Text segment
----
0

I'm trying to speed up a for loop by using std::thread. The loop iterates over a list consisting of several million items. I give each iteration to a different thread.

After 4047 iterations it stops running and throws terminate called without an active exception Aborted (core dumped)

I believe this error usually caused by the threads not being properly joined (as stated in other questions on this site). However I do have a function to join all threads at the end of my for loop. Because the join function is not being reached I suspect the real problem is there are too many threads created. This is my first foray into lambdas and multithreading and I'm not sure how to limit the number of threads created at a time within a for loop.

My code is as follows:

std::mutex m;
std::vector<std::thread> workers;
for ( ot.GoToBegin(), !ot.IsAtEnd(); ++ot )  // ot is the iterator
{
    workers.push_back(std::thread([test1, test2, ot, &points, &m, this]() 
    {
        // conditions depending on the current ot are checked
        if ( test1 == true ) return 0;  // exit function
        if ( test2 == true ) return 0;
        // ...etc, lots of different checks are performed..
----
Extracted material
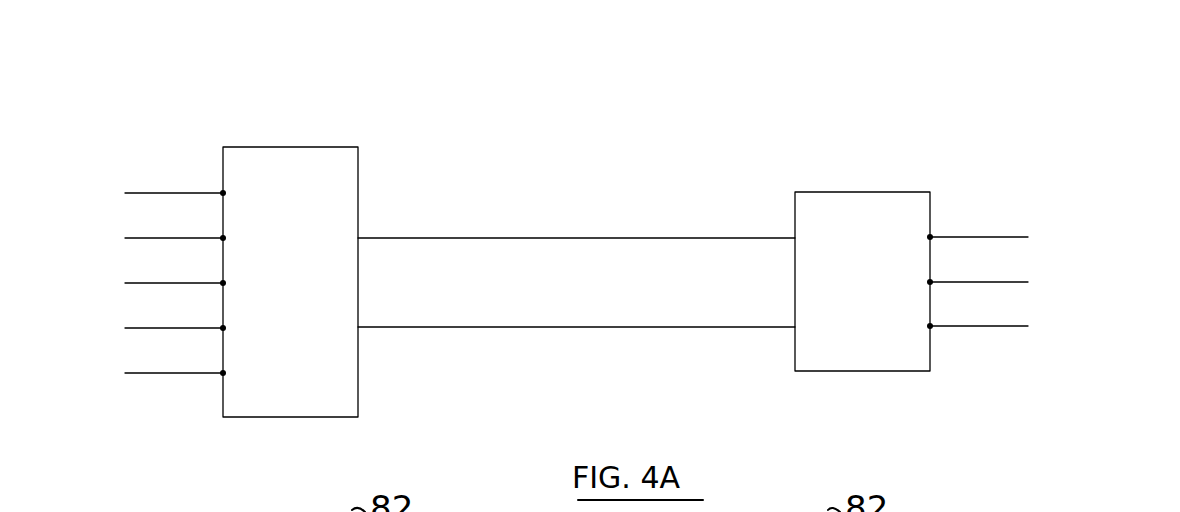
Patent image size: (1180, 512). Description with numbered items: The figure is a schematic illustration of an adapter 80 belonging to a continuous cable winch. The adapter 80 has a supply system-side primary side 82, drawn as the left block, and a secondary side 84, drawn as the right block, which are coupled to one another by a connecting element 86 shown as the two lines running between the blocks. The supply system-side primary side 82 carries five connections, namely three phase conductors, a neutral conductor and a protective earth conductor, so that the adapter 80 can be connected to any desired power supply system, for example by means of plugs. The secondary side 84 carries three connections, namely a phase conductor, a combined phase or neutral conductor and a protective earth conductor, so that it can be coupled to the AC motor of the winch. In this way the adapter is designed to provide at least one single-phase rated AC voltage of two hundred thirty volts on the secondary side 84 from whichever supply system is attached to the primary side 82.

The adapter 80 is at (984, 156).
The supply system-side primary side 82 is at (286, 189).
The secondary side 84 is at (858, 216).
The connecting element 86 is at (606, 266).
----
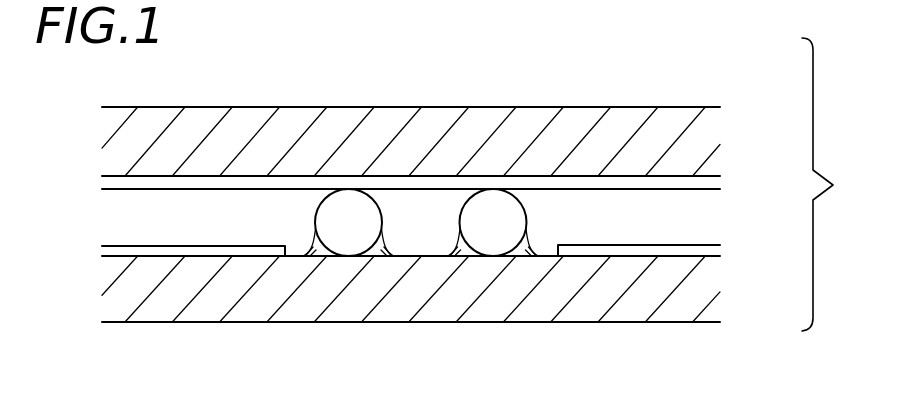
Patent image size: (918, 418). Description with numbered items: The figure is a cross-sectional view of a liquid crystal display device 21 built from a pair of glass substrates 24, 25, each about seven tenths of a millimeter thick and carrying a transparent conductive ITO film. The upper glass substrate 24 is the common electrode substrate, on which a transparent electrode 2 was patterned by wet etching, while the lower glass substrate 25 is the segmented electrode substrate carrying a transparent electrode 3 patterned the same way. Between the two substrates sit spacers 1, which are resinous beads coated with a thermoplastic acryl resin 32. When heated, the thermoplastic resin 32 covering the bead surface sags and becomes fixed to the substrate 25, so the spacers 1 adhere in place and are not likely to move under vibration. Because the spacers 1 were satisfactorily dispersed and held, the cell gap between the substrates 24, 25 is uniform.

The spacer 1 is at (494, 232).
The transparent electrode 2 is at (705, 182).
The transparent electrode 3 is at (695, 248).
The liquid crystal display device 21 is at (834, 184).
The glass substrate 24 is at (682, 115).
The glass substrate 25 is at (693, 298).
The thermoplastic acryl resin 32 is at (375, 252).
----
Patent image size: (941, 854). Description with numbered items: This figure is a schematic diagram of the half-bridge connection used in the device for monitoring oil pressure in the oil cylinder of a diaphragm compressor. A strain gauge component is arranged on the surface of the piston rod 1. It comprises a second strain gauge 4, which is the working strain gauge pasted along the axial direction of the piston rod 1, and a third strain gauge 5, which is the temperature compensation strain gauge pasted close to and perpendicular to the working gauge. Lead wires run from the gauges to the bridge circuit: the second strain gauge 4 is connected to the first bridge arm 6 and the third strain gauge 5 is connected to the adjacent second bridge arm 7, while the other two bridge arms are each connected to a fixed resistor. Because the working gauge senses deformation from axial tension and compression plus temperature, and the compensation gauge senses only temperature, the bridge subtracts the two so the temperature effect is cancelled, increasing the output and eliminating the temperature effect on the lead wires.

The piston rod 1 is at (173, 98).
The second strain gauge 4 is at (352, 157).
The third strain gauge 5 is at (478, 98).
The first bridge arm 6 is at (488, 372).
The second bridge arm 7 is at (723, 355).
----
Problems to work on
[a] In the multithreading post, after how many iterations does the loop stop running?
[b] Continue the multithreading post from the point where it stops.
None of the items are needed for the work here.

Outputs for the tasks
[a] 4047 iterations.

[b]
        // if conditions are passed save the current ot
        m.lock();
        points.push_back( ot.GetIndex() );
        m.unlock();
    }));
} // end of iteration
std::for_each(workers.begin(), workers.end(), [](std::thread &t) 
{
    t.join();  // join all threads
});

Any help would be much appreciated

jla
  • 4,191
  • 3
  • 27
  • 44
  • 2
    Possible duplicate of [C++ terminate called without an active exception](http://stackoverflow.com/questions/7381757/c-terminate-called-without-an-active-exception) – Alex Zywicki Feb 09 '17 at 01:29
  • Creating several million threads is not going to be pretty - I would recommend looking at thread-pooling. – Ken Y-N Feb 09 '17 at 01:31
  • The solution to that question was to have a function that joined all threads. As stated above I have already included a join function to join all threads on completion of the for loop – jla Feb 09 '17 at 01:33

1 Answers1

0

Since you get the error at the same iteration every time, the reason is not in "join" per se. Most likely, the number of threads per process on your system is limited by 4096 or similar number, see Maximum number of threads per process in Linux?

When you are creating the thread number 4047 or so the constructor of std::thread throws an exception and you never get to the "join" statement.

I would suggest you keep a vector not of std::tread(s) but of std::future(s). The code could look roughly like this:

typedef std::future<int> Future;
std::vector<Future> results;
for (...) {
    results.emplace_back( std::async(std::launch::async, 
     [...](){ /* roughly same code as in your thread function */ }) );
}
for ( Future& result : results) {
    auto value = result.get(); //waits for the task to finish 
    // process your values ...
}

The future(s) rely on the internal thread pooling so you will not run out of threads. These futures will be executed asynchronously as threads become available.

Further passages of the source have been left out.